| EXERCISE BRIEF |
Return the records that follow unaltered. Omit every picture.

________________________

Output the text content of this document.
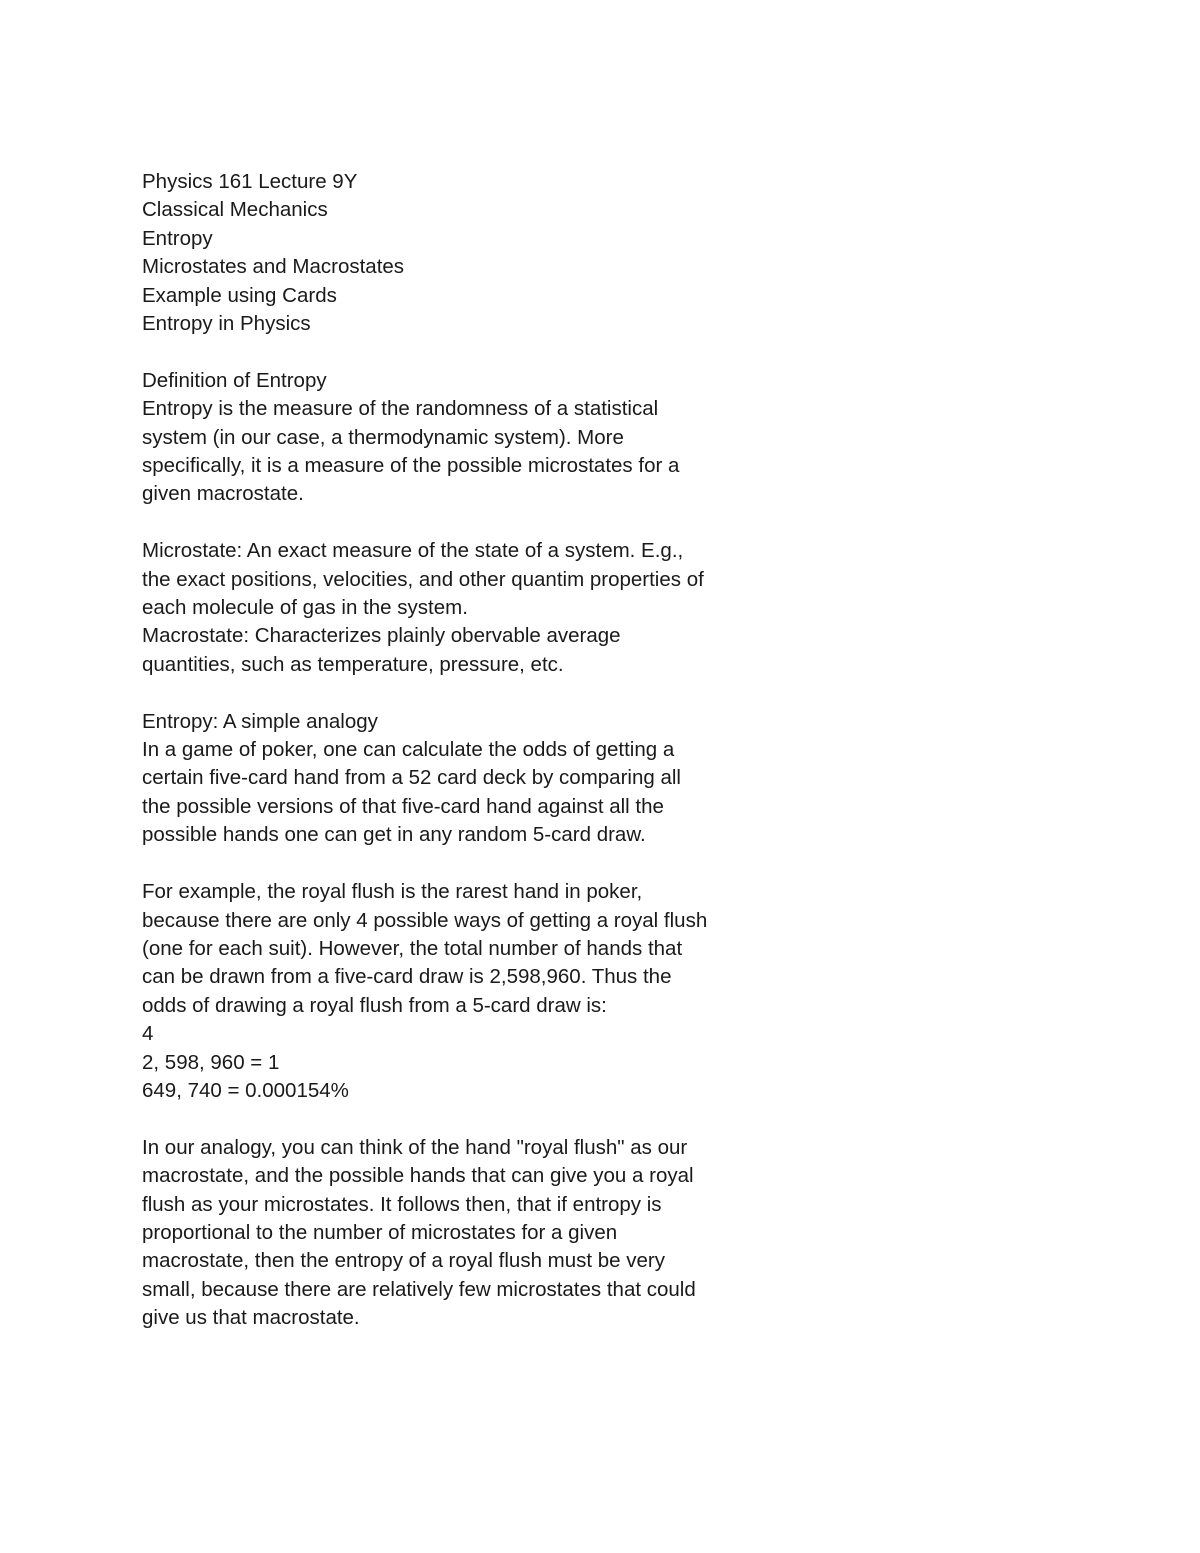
Physics 161 Lecture 9Y

Classical Mechanics

Entropy

Microstates and Macrostates

Example using Cards

Entropy in Physics

Definition of Entropy

Entropy is the measure of the randomness of a statistical

system (in our case, a thermodynamic system). More

specifically, it is a measure of the possible microstates for a

given macrostate.

Microstate: An exact measure of the state of a system. E.g.,

the exact positions, velocities, and other quantim properties of

each molecule of gas in the system.

Macrostate: Characterizes plainly obervable average

quantities, such as temperature, pressure, etc.

Entropy: A simple analogy

In a game of poker, one can calculate the odds of getting a

certain five-card hand from a 52 card deck by comparing all

the possible versions of that five-card hand against all the

possible hands one can get in any random 5-card draw.

For example, the royal flush is the rarest hand in poker,

because there are only 4 possible ways of getting a royal flush

(one for each suit). However, the total number of hands that

can be drawn from a five-card draw is 2,598,960. Thus the

odds of drawing a royal flush from a 5-card draw is:

4

2, 598, 960 = 1

649, 740 = 0.000154%

In our analogy, you can think of the hand "royal flush" as our

macrostate, and the possible hands that can give you a royal

flush as your microstates. It follows then, that if entropy is

proportional to the number of microstates for a given

macrostate, then the entropy of a royal flush must be very

small, because there are relatively few microstates that could

give us that macrostate.
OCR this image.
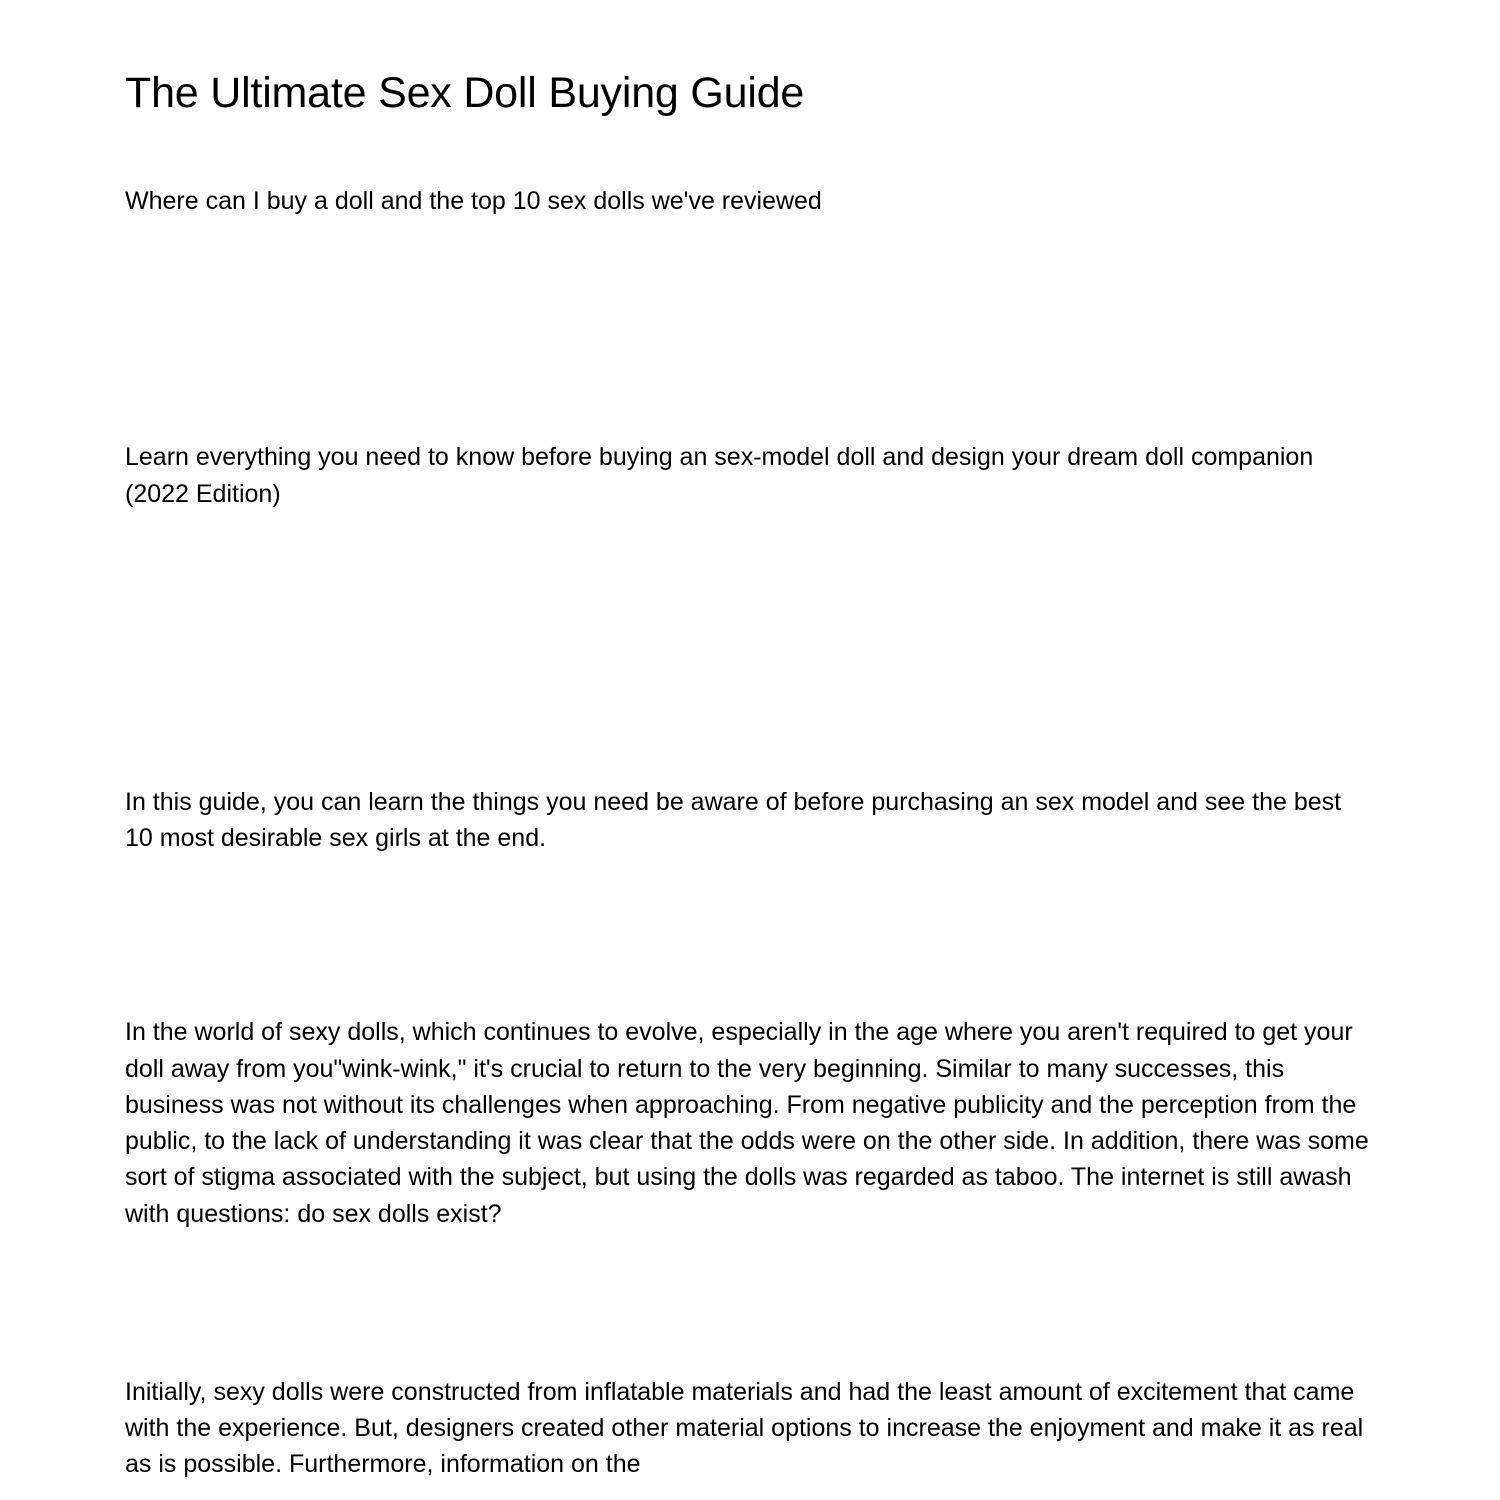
The Ultimate Sex Doll Buying Guide

Where can I buy a doll and the top 10 sex dolls we've reviewed

Learn everything you need to know before buying an sex-model doll and design your dream doll companion (2022 Edition)

In this guide, you can learn the things you need be aware of before purchasing an sex model and see the best 10 most desirable sex girls at the end.

In the world of sexy dolls, which continues to evolve, especially in the age where you aren't required to get your doll away from you"wink-wink," it's crucial to return to the very beginning. Similar to many successes, this business was not without its challenges when approaching. From negative publicity and the perception from the public, to the lack of understanding it was clear that the odds were on the other side. In addition, there was some sort of stigma associated with the subject, but using the dolls was regarded as taboo. The internet is still awash with questions: do sex dolls exist?

Initially, sexy dolls were constructed from inflatable materials and had the least amount of excitement that came with the experience. But, designers created other material options to increase the enjoyment and make it as real as is possible. Furthermore, information on the
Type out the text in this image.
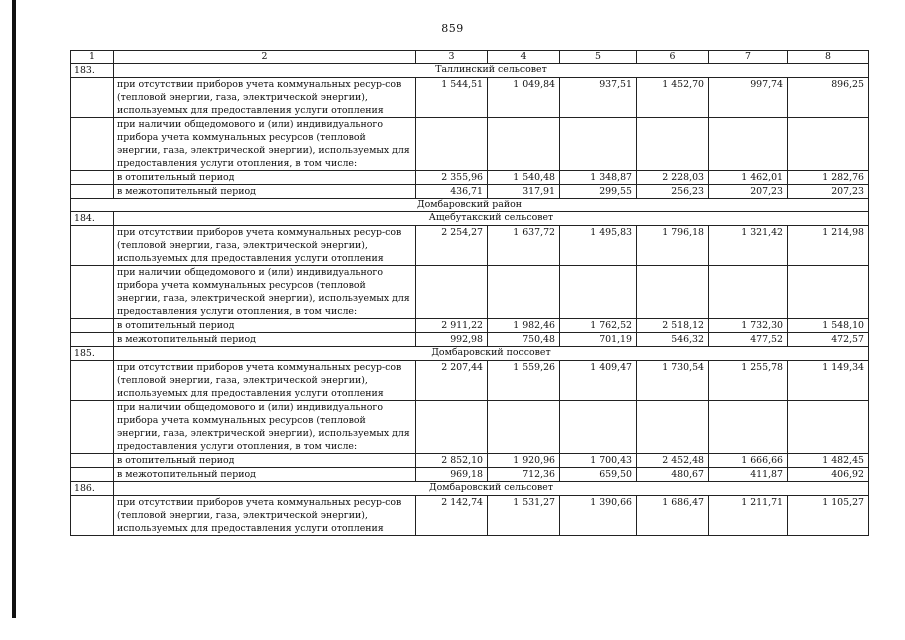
859
1	2	3	4	5	6	7	8
183.	Таллинский сельсовет						
	при отсутствии приборов учета коммунальных ресур-сов (тепловой энергии, газа, электрической энергии), используемых для предоставления услуги отопления	1 544,51	1 049,84	937,51	1 452,70	997,74	896,25
	при наличии общедомового и (или) индивидуального прибора учета коммунальных ресурсов (тепловой энергии, газа, электрической энергии), используемых для предоставления услуги отопления, в том числе:						
	в отопительный период	2 355,96	1 540,48	1 348,87	2 228,03	1 462,01	1 282,76
	в межотопительный период	436,71	317,91	299,55	256,23	207,23	207,23
Домбаровский район							
184.	Ащебутакский сельсовет						
	при отсутствии приборов учета коммунальных ресур-сов (тепловой энергии, газа, электрической энергии), используемых для предоставления услуги отопления	2 254,27	1 637,72	1 495,83	1 796,18	1 321,42	1 214,98
	при наличии общедомового и (или) индивидуального прибора учета коммунальных ресурсов (тепловой энергии, газа, электрической энергии), используемых для предоставления услуги отопления, в том числе:						
	в отопительный период	2 911,22	1 982,46	1 762,52	2 518,12	1 732,30	1 548,10
	в межотопительный период	992,98	750,48	701,19	546,32	477,52	472,57
185.	Домбаровский поссовет						
	при отсутствии приборов учета коммунальных ресур-сов (тепловой энергии, газа, электрической энергии), используемых для предоставления услуги отопления	2 207,44	1 559,26	1 409,47	1 730,54	1 255,78	1 149,34
	при наличии общедомового и (или) индивидуального прибора учета коммунальных ресурсов (тепловой энергии, газа, электрической энергии), используемых для предоставления услуги отопления, в том числе:						
	в отопительный период	2 852,10	1 920,96	1 700,43	2 452,48	1 666,66	1 482,45
	в межотопительный период	969,18	712,36	659,50	480,67	411,87	406,92
186.	Домбаровский сельсовет						
	при отсутствии приборов учета коммунальных ресур-сов (тепловой энергии, газа, электрической энергии), используемых для предоставления услуги отопления	2 142,74	1 531,27	1 390,66	1 686,47	1 211,71	1 105,27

________________________

| REPLY |
Output the text content of this document.
Physics 161 Lecture 9Y

Classical Mechanics

Entropy

Microstates and Macrostates

Example using Cards

Entropy in Physics

Definition of Entropy

Entropy is the measure of the randomness of a statistical

system (in our case, a thermodynamic system). More

specifically, it is a measure of the possible microstates for a

given macrostate.

Microstate: An exact measure of the state of a system. E.g.,

the exact positions, velocities, and other quantim properties of

each molecule of gas in the system.

Macrostate: Characterizes plainly obervable average

quantities, such as temperature, pressure, etc.

Entropy: A simple analogy

In a game of poker, one can calculate the odds of getting a

certain five-card hand from a 52 card deck by comparing all

the possible versions of that five-card hand against all the

possible hands one can get in any random 5-card draw.

For example, the royal flush is the rarest hand in poker,

because there are only 4 possible ways of getting a royal flush

(one for each suit). However, the total number of hands that

can be drawn from a five-card draw is 2,598,960. Thus the

odds of drawing a royal flush from a 5-card draw is:

4

2, 598, 960 = 1

649, 740 = 0.000154%

In our analogy, you can think of the hand "royal flush" as our

macrostate, and the possible hands that can give you a royal

flush as your microstates. It follows then, that if entropy is

proportional to the number of microstates for a given

macrostate, then the entropy of a royal flush must be very

small, because there are relatively few microstates that could

give us that macrostate.
OCR this image.
The Ultimate Sex Doll Buying Guide

Where can I buy a doll and the top 10 sex dolls we've reviewed

Learn everything you need to know before buying an sex-model doll and design your dream doll companion (2022 Edition)

In this guide, you can learn the things you need be aware of before purchasing an sex model and see the best 10 most desirable sex girls at the end.

In the world of sexy dolls, which continues to evolve, especially in the age where you aren't required to get your doll away from you"wink-wink," it's crucial to return to the very beginning. Similar to many successes, this business was not without its challenges when approaching. From negative publicity and the perception from the public, to the lack of understanding it was clear that the odds were on the other side. In addition, there was some sort of stigma associated with the subject, but using the dolls was regarded as taboo. The internet is still awash with questions: do sex dolls exist?

Initially, sexy dolls were constructed from inflatable materials and had the least amount of excitement that came with the experience. But, designers created other material options to increase the enjoyment and make it as real as is possible. Furthermore, information on the
Type out the text in this image.
859
1	2	3	4	5	6	7	8
183.	Таллинский сельсовет						
	при отсутствии приборов учета коммунальных ресур-сов (тепловой энергии, газа, электрической энергии), используемых для предоставления услуги отопления	1 544,51	1 049,84	937,51	1 452,70	997,74	896,25
	при наличии общедомового и (или) индивидуального прибора учета коммунальных ресурсов (тепловой энергии, газа, электрической энергии), используемых для предоставления услуги отопления, в том числе:						
	в отопительный период	2 355,96	1 540,48	1 348,87	2 228,03	1 462,01	1 282,76
	в межотопительный период	436,71	317,91	299,55	256,23	207,23	207,23
Домбаровский район							
184.	Ащебутакский сельсовет						
	при отсутствии приборов учета коммунальных ресур-сов (тепловой энергии, газа, электрической энергии), используемых для предоставления услуги отопления	2 254,27	1 637,72	1 495,83	1 796,18	1 321,42	1 214,98
	при наличии общедомового и (или) индивидуального прибора учета коммунальных ресурсов (тепловой энергии, газа, электрической энергии), используемых для предоставления услуги отопления, в том числе:						
	в отопительный период	2 911,22	1 982,46	1 762,52	2 518,12	1 732,30	1 548,10
	в межотопительный период	992,98	750,48	701,19	546,32	477,52	472,57
185.	Домбаровский поссовет						
	при отсутствии приборов учета коммунальных ресур-сов (тепловой энергии, газа, электрической энергии), используемых для предоставления услуги отопления	2 207,44	1 559,26	1 409,47	1 730,54	1 255,78	1 149,34
	при наличии общедомового и (или) индивидуального прибора учета коммунальных ресурсов (тепловой энергии, газа, электрической энергии), используемых для предоставления услуги отопления, в том числе:						
	в отопительный период	2 852,10	1 920,96	1 700,43	2 452,48	1 666,66	1 482,45
	в межотопительный период	969,18	712,36	659,50	480,67	411,87	406,92
186.	Домбаровский сельсовет						
	при отсутствии приборов учета коммунальных ресур-сов (тепловой энергии, газа, электрической энергии), используемых для предоставления услуги отопления	2 142,74	1 531,27	1 390,66	1 686,47	1 211,71	1 105,27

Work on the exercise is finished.